---------- INPUT DATA

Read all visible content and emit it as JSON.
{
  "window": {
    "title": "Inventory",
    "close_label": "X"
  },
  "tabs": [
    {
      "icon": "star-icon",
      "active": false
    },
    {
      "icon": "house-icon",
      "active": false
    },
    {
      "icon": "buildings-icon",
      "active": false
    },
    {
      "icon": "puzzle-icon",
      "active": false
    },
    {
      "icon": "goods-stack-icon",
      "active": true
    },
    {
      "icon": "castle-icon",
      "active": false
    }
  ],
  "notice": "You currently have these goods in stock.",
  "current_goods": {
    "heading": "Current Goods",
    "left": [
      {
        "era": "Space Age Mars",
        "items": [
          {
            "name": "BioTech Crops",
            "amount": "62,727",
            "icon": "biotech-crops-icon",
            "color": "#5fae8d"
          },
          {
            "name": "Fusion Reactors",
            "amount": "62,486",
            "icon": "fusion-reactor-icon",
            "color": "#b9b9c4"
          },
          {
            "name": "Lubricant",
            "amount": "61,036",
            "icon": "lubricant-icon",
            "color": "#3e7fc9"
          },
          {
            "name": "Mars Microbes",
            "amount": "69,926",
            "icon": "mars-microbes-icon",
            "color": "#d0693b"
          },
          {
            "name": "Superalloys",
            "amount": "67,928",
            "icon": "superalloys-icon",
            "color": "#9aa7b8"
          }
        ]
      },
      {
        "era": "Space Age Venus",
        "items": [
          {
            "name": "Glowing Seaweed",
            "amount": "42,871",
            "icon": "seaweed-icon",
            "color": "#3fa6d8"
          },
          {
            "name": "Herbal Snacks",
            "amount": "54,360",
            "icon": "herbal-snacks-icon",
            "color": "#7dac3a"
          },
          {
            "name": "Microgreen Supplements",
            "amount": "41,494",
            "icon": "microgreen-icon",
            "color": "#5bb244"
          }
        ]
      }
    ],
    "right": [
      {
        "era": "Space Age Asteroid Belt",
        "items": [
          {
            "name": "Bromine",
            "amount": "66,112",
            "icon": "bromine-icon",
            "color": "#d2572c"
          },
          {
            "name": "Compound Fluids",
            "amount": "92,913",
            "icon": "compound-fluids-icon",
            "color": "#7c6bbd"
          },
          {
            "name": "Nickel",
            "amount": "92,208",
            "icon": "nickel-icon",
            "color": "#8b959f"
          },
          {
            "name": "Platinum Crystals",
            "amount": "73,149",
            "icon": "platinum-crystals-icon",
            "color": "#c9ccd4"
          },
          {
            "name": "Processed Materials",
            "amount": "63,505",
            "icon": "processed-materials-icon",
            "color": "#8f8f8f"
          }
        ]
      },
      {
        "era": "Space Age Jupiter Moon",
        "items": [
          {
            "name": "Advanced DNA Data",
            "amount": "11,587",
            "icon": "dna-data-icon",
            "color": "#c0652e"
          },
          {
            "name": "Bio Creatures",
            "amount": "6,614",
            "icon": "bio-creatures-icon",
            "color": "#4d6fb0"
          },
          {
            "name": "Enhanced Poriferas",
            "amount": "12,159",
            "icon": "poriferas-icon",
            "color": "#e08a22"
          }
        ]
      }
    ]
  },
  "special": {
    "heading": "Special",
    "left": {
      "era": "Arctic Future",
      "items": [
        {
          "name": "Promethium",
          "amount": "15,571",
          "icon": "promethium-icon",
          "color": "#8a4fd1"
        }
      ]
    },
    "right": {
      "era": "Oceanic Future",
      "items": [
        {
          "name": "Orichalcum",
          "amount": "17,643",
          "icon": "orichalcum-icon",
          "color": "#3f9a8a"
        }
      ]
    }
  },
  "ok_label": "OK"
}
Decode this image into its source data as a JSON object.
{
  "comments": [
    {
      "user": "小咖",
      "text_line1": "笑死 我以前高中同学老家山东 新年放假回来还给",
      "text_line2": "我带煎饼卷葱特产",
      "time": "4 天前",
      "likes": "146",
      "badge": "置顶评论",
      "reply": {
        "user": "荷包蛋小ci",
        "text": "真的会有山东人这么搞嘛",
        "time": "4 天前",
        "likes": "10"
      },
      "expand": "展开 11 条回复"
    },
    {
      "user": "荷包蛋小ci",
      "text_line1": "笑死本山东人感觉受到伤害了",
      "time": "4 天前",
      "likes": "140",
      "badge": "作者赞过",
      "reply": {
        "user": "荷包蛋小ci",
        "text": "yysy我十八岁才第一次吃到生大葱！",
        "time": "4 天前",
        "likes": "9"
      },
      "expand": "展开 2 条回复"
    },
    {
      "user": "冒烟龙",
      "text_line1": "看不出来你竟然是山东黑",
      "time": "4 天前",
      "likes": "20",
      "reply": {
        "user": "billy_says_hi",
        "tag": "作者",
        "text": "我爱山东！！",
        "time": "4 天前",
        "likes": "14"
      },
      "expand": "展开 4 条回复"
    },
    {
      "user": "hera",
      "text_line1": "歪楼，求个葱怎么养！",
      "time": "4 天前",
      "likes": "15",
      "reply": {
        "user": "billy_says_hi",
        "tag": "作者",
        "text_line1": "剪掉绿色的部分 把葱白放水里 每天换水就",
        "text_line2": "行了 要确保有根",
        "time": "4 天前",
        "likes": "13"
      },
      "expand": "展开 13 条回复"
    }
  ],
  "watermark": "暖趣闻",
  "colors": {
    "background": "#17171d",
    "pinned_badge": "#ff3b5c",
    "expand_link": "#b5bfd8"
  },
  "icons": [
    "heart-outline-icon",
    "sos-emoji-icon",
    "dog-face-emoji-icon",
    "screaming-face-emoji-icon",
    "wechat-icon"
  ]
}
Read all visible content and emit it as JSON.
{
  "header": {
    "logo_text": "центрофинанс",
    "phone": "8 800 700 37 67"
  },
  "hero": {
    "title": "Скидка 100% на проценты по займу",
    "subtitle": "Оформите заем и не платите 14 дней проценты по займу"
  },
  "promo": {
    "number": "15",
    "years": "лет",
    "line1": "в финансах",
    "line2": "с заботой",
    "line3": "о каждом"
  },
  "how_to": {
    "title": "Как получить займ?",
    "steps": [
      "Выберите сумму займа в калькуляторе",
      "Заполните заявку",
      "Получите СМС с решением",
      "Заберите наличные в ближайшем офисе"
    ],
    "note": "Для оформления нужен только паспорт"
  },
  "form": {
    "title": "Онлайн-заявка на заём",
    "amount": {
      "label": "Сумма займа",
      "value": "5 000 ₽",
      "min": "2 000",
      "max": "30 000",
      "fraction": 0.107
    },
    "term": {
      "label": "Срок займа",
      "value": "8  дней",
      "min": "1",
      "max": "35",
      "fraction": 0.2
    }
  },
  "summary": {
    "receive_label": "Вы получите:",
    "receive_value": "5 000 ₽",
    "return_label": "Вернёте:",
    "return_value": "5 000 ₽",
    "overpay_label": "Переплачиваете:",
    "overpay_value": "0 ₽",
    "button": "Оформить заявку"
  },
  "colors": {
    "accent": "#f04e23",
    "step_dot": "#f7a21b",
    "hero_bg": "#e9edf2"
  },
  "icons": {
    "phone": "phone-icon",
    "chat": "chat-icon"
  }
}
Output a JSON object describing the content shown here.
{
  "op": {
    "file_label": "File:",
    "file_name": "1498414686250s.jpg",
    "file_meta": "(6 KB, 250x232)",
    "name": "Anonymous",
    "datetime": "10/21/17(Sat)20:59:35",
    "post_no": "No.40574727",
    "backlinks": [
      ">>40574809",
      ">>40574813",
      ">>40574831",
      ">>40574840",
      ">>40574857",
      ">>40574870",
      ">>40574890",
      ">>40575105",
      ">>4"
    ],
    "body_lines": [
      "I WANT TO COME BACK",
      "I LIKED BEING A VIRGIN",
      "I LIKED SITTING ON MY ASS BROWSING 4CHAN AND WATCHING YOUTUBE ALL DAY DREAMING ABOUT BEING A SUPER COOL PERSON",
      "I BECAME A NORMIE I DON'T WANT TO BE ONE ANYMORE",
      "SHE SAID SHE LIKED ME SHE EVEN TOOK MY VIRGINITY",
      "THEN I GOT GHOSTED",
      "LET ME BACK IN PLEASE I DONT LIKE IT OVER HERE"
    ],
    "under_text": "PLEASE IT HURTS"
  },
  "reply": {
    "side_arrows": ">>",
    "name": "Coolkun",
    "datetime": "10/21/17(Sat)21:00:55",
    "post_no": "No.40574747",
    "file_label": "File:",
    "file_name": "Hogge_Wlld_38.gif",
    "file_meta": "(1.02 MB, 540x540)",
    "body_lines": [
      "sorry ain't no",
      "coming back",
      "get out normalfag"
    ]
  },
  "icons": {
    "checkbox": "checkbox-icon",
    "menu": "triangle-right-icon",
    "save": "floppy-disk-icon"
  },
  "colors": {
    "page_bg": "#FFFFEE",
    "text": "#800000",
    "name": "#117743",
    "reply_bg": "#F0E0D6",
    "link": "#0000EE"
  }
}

--------------------

* _WHAT NEEDS TO BE DONE_: Go through the data above and find the lines with the word "LIKED". Copy each of those lines.

* _RESPONSE_:
      "I LIKED BEING A VIRGIN",
      "I LIKED SITTING ON MY ASS BROWSING 4CHAN AND WATCHING YOUTUBE ALL DAY DREAMING ABOUT BEING A SUPER COOL PERSON",
      "SHE SAID SHE LIKED ME SHE EVEN TOOK MY VIRGINITY",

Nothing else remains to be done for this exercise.